▶ _Material for the task_

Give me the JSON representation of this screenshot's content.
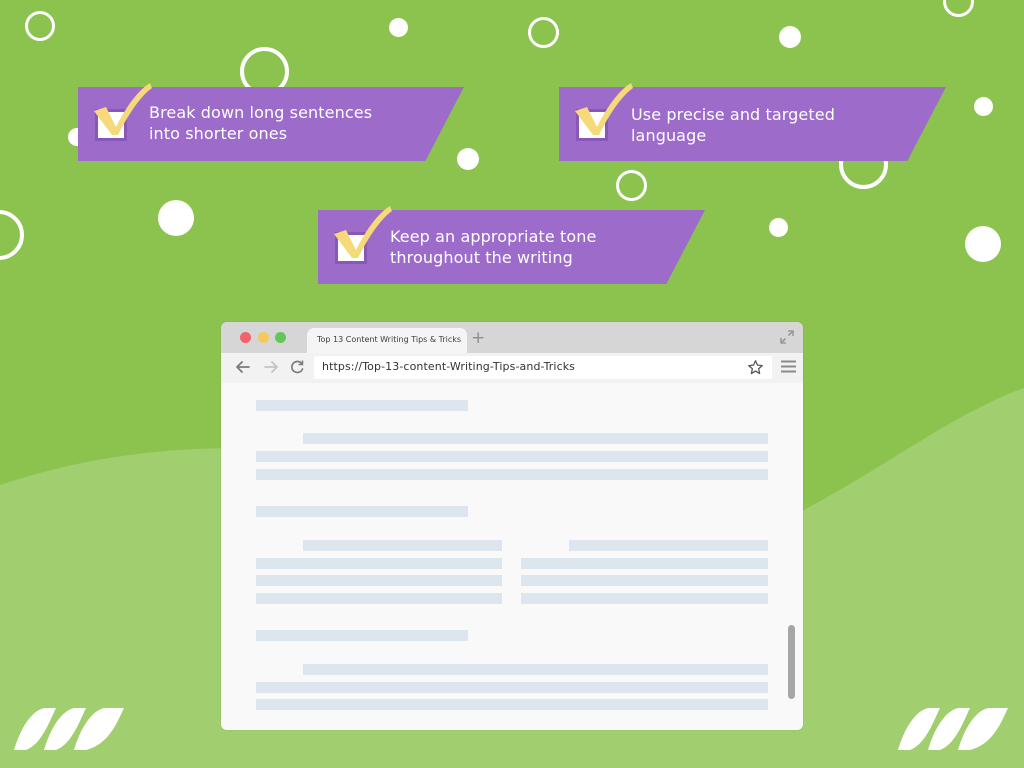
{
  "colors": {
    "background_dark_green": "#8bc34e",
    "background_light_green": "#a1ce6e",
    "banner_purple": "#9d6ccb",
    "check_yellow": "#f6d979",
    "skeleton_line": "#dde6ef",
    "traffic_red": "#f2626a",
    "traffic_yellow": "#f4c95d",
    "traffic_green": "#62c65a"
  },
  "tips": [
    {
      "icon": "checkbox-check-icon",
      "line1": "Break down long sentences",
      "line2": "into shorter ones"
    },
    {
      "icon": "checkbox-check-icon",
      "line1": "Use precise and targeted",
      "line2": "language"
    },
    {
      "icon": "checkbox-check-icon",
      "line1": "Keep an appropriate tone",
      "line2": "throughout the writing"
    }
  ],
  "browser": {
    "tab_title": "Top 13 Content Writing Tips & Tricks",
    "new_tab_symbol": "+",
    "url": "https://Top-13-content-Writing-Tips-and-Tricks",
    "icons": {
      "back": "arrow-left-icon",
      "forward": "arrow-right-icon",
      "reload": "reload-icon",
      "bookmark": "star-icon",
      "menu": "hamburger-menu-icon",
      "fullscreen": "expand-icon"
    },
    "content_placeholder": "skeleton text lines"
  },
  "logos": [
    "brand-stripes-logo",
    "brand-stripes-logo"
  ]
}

▶ _Instruction_
Could you repeat all of the material exactly? Pictures should not be copied.

▶ _Task response_
Give me the JSON representation of this screenshot's content.
{
  "colors": {
    "background_dark_green": "#8bc34e",
    "background_light_green": "#a1ce6e",
    "banner_purple": "#9d6ccb",
    "check_yellow": "#f6d979",
    "skeleton_line": "#dde6ef",
    "traffic_red": "#f2626a",
    "traffic_yellow": "#f4c95d",
    "traffic_green": "#62c65a"
  },
  "tips": [
    {
      "icon": "checkbox-check-icon",
      "line1": "Break down long sentences",
      "line2": "into shorter ones"
    },
    {
      "icon": "checkbox-check-icon",
      "line1": "Use precise and targeted",
      "line2": "language"
    },
    {
      "icon": "checkbox-check-icon",
      "line1": "Keep an appropriate tone",
      "line2": "throughout the writing"
    }
  ],
  "browser": {
    "tab_title": "Top 13 Content Writing Tips & Tricks",
    "new_tab_symbol": "+",
    "url": "https://Top-13-content-Writing-Tips-and-Tricks",
    "icons": {
      "back": "arrow-left-icon",
      "forward": "arrow-right-icon",
      "reload": "reload-icon",
      "bookmark": "star-icon",
      "menu": "hamburger-menu-icon",
      "fullscreen": "expand-icon"
    },
    "content_placeholder": "skeleton text lines"
  },
  "logos": [
    "brand-stripes-logo",
    "brand-stripes-logo"
  ]
}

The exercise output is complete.